▶ Given data:
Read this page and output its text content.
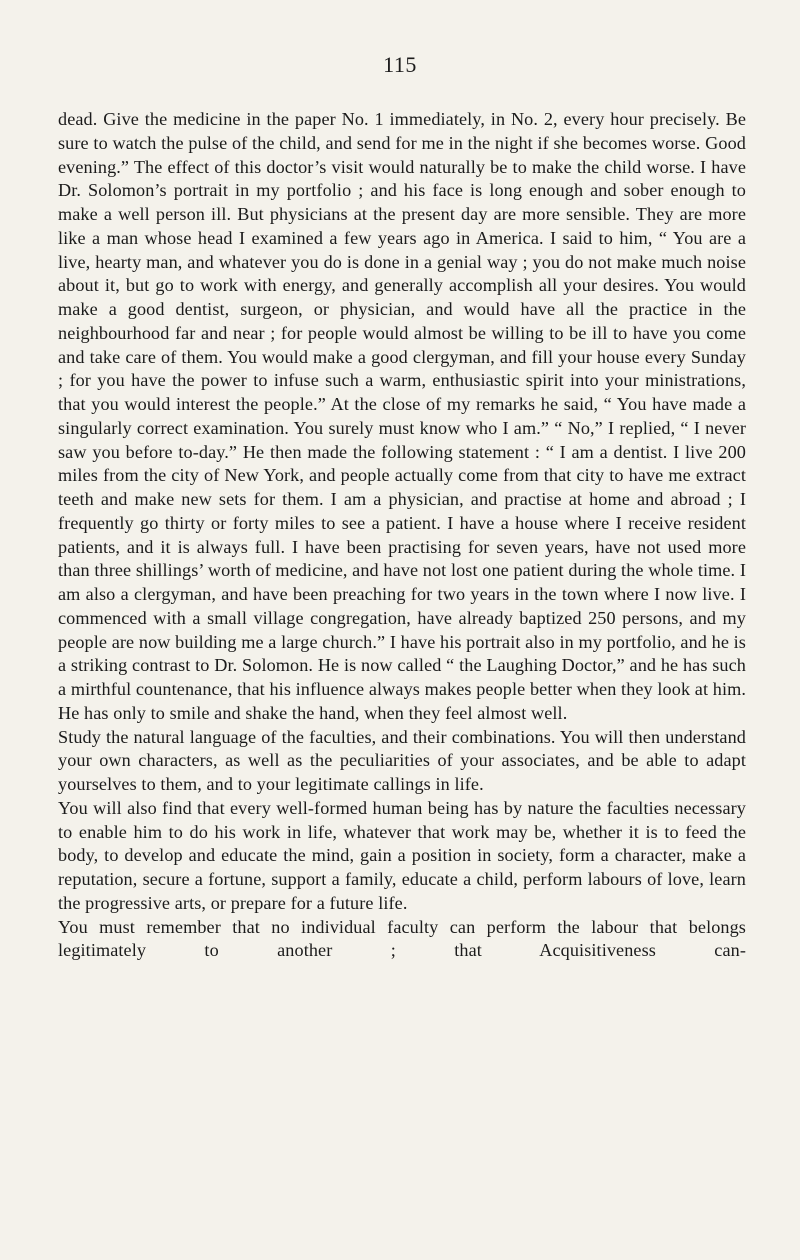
115

dead. Give the medicine in the paper No. 1 immediately, in No. 2, every hour precisely. Be sure to watch the pulse of the child, and send for me in the night if she becomes worse. Good evening.” The effect of this doctor’s visit would naturally be to make the child worse. I have Dr. Solomon’s portrait in my portfolio ; and his face is long enough and sober enough to make a well person ill. But physicians at the present day are more sensible. They are more like a man whose head I examined a few years ago in America. I said to him, “ You are a live, hearty man, and whatever you do is done in a genial way ; you do not make much noise about it, but go to work with energy, and generally accomplish all your desires. You would make a good dentist, surgeon, or physician, and would have all the practice in the neighbourhood far and near ; for people would almost be willing to be ill to have you come and take care of them. You would make a good clergyman, and fill your house every Sunday ; for you have the power to infuse such a warm, enthusiastic spirit into your ministrations, that you would interest the people.” At the close of my remarks he said, “ You have made a singularly correct examination. You surely must know who I am.” “ No,” I replied, “ I never saw you before to-day.” He then made the following statement : “ I am a dentist. I live 200 miles from the city of New York, and people actually come from that city to have me extract teeth and make new sets for them. I am a physician, and practise at home and abroad ; I frequently go thirty or forty miles to see a patient. I have a house where I receive resident patients, and it is always full. I have been practising for seven years, have not used more than three shillings’ worth of medicine, and have not lost one patient during the whole time. I am also a clergyman, and have been preaching for two years in the town where I now live. I commenced with a small village congregation, have already baptized 250 persons, and my people are now building me a large church.” I have his portrait also in my portfolio, and he is a striking contrast to Dr. Solomon. He is now called “ the Laughing Doctor,” and he has such a mirthful countenance, that his influence always makes people better when they look at him. He has only to smile and shake the hand, when they feel almost well.

Study the natural language of the faculties, and their combinations. You will then understand your own characters, as well as the peculiarities of your associates, and be able to adapt yourselves to them, and to your legitimate callings in life.

You will also find that every well-formed human being has by nature the faculties necessary to enable him to do his work in life, whatever that work may be, whether it is to feed the body, to develop and educate the mind, gain a position in society, form a character, make a reputation, secure a fortune, support a family, educate a child, perform labours of love, learn the progressive arts, or prepare for a future life.

You must remember that no individual faculty can perform the labour that belongs legitimately to another ; that Acquisitiveness can-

▶ Aim of the task: Could you output the entire listing verbatim while omitting its pictures?

▶ Solution to this task:
Read this page and output its text content.
115

dead. Give the medicine in the paper No. 1 immediately, in No. 2, every hour precisely. Be sure to watch the pulse of the child, and send for me in the night if she becomes worse. Good evening.” The effect of this doctor’s visit would naturally be to make the child worse. I have Dr. Solomon’s portrait in my portfolio ; and his face is long enough and sober enough to make a well person ill. But physicians at the present day are more sensible. They are more like a man whose head I examined a few years ago in America. I said to him, “ You are a live, hearty man, and whatever you do is done in a genial way ; you do not make much noise about it, but go to work with energy, and generally accomplish all your desires. You would make a good dentist, surgeon, or physician, and would have all the practice in the neighbourhood far and near ; for people would almost be willing to be ill to have you come and take care of them. You would make a good clergyman, and fill your house every Sunday ; for you have the power to infuse such a warm, enthusiastic spirit into your ministrations, that you would interest the people.” At the close of my remarks he said, “ You have made a singularly correct examination. You surely must know who I am.” “ No,” I replied, “ I never saw you before to-day.” He then made the following statement : “ I am a dentist. I live 200 miles from the city of New York, and people actually come from that city to have me extract teeth and make new sets for them. I am a physician, and practise at home and abroad ; I frequently go thirty or forty miles to see a patient. I have a house where I receive resident patients, and it is always full. I have been practising for seven years, have not used more than three shillings’ worth of medicine, and have not lost one patient during the whole time. I am also a clergyman, and have been preaching for two years in the town where I now live. I commenced with a small village congregation, have already baptized 250 persons, and my people are now building me a large church.” I have his portrait also in my portfolio, and he is a striking contrast to Dr. Solomon. He is now called “ the Laughing Doctor,” and he has such a mirthful countenance, that his influence always makes people better when they look at him. He has only to smile and shake the hand, when they feel almost well.

Study the natural language of the faculties, and their combinations. You will then understand your own characters, as well as the peculiarities of your associates, and be able to adapt yourselves to them, and to your legitimate callings in life.

You will also find that every well-formed human being has by nature the faculties necessary to enable him to do his work in life, whatever that work may be, whether it is to feed the body, to develop and educate the mind, gain a position in society, form a character, make a reputation, secure a fortune, support a family, educate a child, perform labours of love, learn the progressive arts, or prepare for a future life.

You must remember that no individual faculty can perform the labour that belongs legitimately to another ; that Acquisitiveness can-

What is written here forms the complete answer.